# Exercise input:
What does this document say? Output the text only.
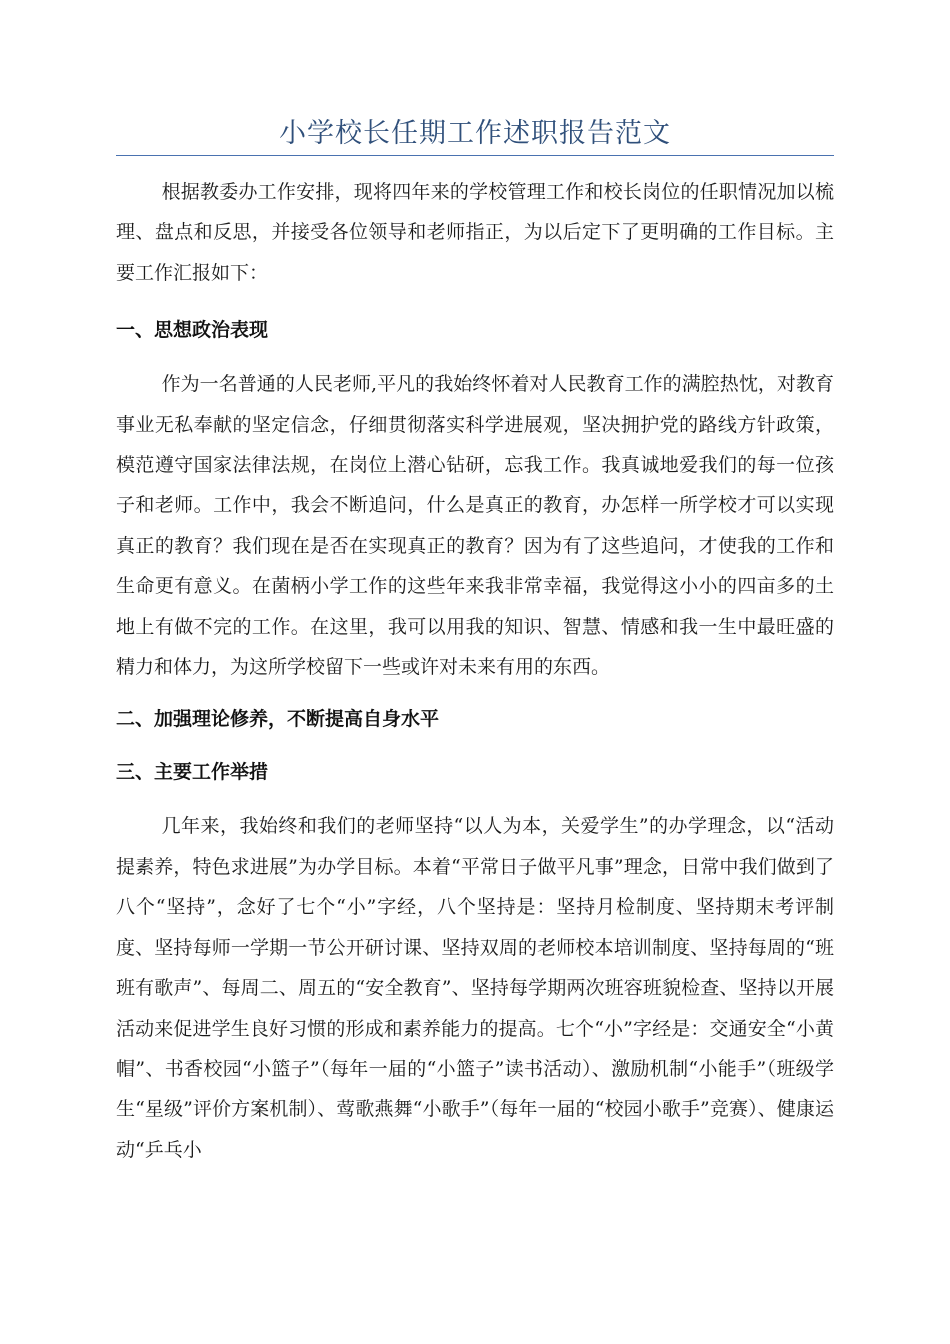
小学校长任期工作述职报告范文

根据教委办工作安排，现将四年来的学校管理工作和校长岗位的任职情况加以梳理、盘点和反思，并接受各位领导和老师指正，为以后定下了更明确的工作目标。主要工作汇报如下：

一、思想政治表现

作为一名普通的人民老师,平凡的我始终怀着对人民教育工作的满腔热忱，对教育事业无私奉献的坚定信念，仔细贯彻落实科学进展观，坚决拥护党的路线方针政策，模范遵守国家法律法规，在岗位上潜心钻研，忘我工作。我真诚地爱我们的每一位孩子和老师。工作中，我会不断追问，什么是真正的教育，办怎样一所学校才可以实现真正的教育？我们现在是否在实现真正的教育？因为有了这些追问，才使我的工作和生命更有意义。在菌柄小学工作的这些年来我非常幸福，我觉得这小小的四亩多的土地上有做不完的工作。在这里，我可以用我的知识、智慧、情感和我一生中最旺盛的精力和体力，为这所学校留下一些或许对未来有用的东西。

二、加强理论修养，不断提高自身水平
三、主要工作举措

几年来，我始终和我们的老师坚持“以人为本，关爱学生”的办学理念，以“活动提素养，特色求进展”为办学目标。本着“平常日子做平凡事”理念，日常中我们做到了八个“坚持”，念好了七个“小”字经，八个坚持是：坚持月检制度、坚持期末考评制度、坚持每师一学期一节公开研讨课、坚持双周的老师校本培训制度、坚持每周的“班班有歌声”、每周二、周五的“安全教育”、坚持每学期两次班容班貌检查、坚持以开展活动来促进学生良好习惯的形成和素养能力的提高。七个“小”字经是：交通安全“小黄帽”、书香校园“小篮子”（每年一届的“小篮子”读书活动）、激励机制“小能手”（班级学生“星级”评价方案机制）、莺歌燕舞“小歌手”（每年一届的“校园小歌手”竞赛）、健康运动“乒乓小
* * *
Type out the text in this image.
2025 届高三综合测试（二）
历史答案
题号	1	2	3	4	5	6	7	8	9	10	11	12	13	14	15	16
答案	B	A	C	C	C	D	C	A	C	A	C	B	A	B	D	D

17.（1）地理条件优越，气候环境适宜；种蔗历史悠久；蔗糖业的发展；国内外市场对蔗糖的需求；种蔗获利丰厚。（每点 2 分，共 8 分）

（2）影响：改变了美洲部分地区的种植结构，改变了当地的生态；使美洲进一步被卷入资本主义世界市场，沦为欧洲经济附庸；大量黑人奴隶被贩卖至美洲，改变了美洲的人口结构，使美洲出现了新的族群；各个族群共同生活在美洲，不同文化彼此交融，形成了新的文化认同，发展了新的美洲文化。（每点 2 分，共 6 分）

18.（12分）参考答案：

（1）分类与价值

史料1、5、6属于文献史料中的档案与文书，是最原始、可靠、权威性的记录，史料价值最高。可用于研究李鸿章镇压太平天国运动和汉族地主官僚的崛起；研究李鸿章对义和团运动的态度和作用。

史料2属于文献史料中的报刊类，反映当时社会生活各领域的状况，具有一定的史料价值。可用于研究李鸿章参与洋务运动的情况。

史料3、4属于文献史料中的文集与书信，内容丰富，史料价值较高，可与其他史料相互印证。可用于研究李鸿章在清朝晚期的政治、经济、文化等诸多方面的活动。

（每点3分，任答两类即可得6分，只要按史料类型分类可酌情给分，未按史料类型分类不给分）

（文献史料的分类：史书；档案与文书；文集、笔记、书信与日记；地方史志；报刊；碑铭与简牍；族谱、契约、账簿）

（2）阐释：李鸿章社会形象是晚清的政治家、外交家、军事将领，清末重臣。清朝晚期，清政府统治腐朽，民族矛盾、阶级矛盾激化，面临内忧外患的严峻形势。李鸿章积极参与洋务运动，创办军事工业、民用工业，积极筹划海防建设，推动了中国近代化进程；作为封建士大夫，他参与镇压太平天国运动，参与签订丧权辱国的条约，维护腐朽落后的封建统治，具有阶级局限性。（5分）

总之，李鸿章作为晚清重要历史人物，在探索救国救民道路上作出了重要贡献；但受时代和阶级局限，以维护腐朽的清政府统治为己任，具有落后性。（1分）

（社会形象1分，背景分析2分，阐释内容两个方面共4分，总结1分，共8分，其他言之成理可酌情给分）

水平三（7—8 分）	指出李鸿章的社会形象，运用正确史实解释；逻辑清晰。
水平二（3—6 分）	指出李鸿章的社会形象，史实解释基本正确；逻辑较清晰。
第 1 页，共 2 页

# Stated goal:
Show, from the listing above, each line that contains the word "指出李鸿章的社会形象".

# Written reply:
水平三（7—8 分）	指出李鸿章的社会形象，运用正确史实解释；逻辑清晰。
水平二（3—6 分）	指出李鸿章的社会形象，史实解释基本正确；逻辑较清晰。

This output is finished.